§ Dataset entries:
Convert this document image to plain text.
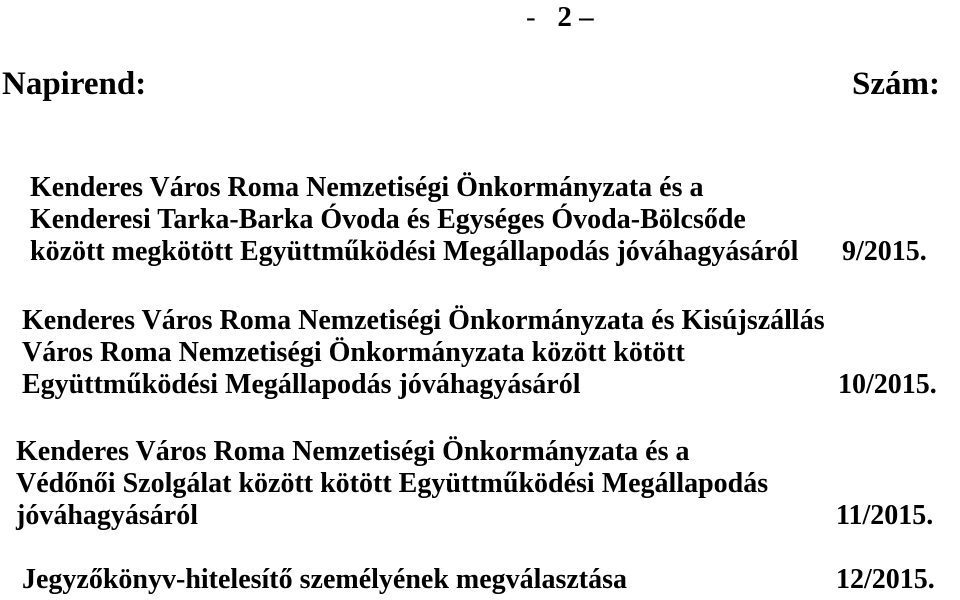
- 2 –
Napirend:	Szám:
Kenderes Város Roma Nemzetiségi Önkormányzata és a
Kenderesi Tarka-Barka Óvoda és Egységes Óvoda-Bölcsőde
között megkötött Együttműködési Megállapodás jóváhagyásáról 9/2015.
Kenderes Város Roma Nemzetiségi Önkormányzata és Kisújszállás
Város Roma Nemzetiségi Önkormányzata között kötött
Együttműködési Megállapodás jóváhagyásáról	10/2015.
Kenderes Város Roma Nemzetiségi Önkormányzata és a
Védőnői Szolgálat között kötött Együttműködési Megállapodás
jóváhagyásáról	11/2015.
Jegyzőkönyv-hitelesítő személyének megválasztása	12/2015.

§ Your task: In the entries above, find each line with the word "Önkormányzata" and show it.

§ Task response:
Kenderes Város Roma Nemzetiségi Önkormányzata és a
Kenderes Város Roma Nemzetiségi Önkormányzata és Kisújszállás
Város Roma Nemzetiségi Önkormányzata között kötött
Kenderes Város Roma Nemzetiségi Önkormányzata és a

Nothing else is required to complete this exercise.